== Task directions ==
Will you give every entry again exactly as it stands?

== Records for the task ==
++++++++++

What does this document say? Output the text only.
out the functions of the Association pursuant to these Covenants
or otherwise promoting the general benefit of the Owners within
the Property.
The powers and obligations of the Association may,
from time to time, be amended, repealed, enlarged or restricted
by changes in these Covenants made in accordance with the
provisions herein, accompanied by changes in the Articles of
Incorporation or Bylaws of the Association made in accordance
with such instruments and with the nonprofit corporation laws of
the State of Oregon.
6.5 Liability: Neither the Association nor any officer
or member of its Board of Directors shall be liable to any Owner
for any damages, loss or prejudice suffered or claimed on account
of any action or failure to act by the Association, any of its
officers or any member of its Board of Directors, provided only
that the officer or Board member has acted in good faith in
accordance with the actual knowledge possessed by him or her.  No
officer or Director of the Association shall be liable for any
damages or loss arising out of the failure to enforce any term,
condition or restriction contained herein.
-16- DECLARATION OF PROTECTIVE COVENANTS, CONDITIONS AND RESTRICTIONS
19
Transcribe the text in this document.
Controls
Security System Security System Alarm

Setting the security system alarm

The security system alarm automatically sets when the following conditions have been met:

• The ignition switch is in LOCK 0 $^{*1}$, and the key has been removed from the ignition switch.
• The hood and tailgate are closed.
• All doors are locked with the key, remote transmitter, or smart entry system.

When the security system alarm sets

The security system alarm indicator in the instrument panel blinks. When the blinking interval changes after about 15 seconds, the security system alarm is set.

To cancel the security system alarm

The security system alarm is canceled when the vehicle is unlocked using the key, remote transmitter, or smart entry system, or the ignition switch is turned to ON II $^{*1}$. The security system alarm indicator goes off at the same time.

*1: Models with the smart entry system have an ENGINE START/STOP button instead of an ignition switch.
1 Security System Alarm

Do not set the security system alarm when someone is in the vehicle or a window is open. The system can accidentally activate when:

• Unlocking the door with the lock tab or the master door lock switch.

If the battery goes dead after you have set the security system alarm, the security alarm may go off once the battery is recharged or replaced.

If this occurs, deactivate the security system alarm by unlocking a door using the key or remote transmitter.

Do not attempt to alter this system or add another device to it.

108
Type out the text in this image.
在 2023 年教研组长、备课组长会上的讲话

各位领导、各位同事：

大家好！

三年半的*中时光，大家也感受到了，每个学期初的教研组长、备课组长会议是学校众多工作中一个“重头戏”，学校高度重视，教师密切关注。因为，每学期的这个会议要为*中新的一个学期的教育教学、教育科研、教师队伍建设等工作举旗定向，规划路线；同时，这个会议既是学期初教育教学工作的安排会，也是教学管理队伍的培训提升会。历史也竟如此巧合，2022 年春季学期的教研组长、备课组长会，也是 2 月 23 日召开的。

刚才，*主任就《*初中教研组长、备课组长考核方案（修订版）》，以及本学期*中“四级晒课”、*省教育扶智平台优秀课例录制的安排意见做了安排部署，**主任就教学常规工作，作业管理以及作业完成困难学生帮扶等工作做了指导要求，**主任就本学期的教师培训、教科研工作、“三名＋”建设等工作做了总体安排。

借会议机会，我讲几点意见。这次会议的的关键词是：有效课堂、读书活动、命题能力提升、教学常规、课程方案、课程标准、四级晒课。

++++++++++

== Written answer ==
What does this document say? Output the text only.
out the functions of the Association pursuant to these Covenants
or otherwise promoting the general benefit of the Owners within
the Property.
The powers and obligations of the Association may,
from time to time, be amended, repealed, enlarged or restricted
by changes in these Covenants made in accordance with the
provisions herein, accompanied by changes in the Articles of
Incorporation or Bylaws of the Association made in accordance
with such instruments and with the nonprofit corporation laws of
the State of Oregon.
6.5 Liability: Neither the Association nor any officer
or member of its Board of Directors shall be liable to any Owner
for any damages, loss or prejudice suffered or claimed on account
of any action or failure to act by the Association, any of its
officers or any member of its Board of Directors, provided only
that the officer or Board member has acted in good faith in
accordance with the actual knowledge possessed by him or her.  No
officer or Director of the Association shall be liable for any
damages or loss arising out of the failure to enforce any term,
condition or restriction contained herein.
-16- DECLARATION OF PROTECTIVE COVENANTS, CONDITIONS AND RESTRICTIONS
19
Transcribe the text in this document.
Controls
Security System Security System Alarm

Setting the security system alarm

The security system alarm automatically sets when the following conditions have been met:

• The ignition switch is in LOCK 0 $^{*1}$, and the key has been removed from the ignition switch.
• The hood and tailgate are closed.
• All doors are locked with the key, remote transmitter, or smart entry system.

When the security system alarm sets

The security system alarm indicator in the instrument panel blinks. When the blinking interval changes after about 15 seconds, the security system alarm is set.

To cancel the security system alarm

The security system alarm is canceled when the vehicle is unlocked using the key, remote transmitter, or smart entry system, or the ignition switch is turned to ON II $^{*1}$. The security system alarm indicator goes off at the same time.

*1: Models with the smart entry system have an ENGINE START/STOP button instead of an ignition switch.
1 Security System Alarm

Do not set the security system alarm when someone is in the vehicle or a window is open. The system can accidentally activate when:

• Unlocking the door with the lock tab or the master door lock switch.

If the battery goes dead after you have set the security system alarm, the security alarm may go off once the battery is recharged or replaced.

If this occurs, deactivate the security system alarm by unlocking a door using the key or remote transmitter.

Do not attempt to alter this system or add another device to it.

108
Type out the text in this image.
在 2023 年教研组长、备课组长会上的讲话

各位领导、各位同事：

大家好！

三年半的*中时光，大家也感受到了，每个学期初的教研组长、备课组长会议是学校众多工作中一个“重头戏”，学校高度重视，教师密切关注。因为，每学期的这个会议要为*中新的一个学期的教育教学、教育科研、教师队伍建设等工作举旗定向，规划路线；同时，这个会议既是学期初教育教学工作的安排会，也是教学管理队伍的培训提升会。历史也竟如此巧合，2022 年春季学期的教研组长、备课组长会，也是 2 月 23 日召开的。

刚才，*主任就《*初中教研组长、备课组长考核方案（修订版）》，以及本学期*中“四级晒课”、*省教育扶智平台优秀课例录制的安排意见做了安排部署，**主任就教学常规工作，作业管理以及作业完成困难学生帮扶等工作做了指导要求，**主任就本学期的教师培训、教科研工作、“三名＋”建设等工作做了总体安排。

借会议机会，我讲几点意见。这次会议的的关键词是：有效课堂、读书活动、命题能力提升、教学常规、课程方案、课程标准、四级晒课。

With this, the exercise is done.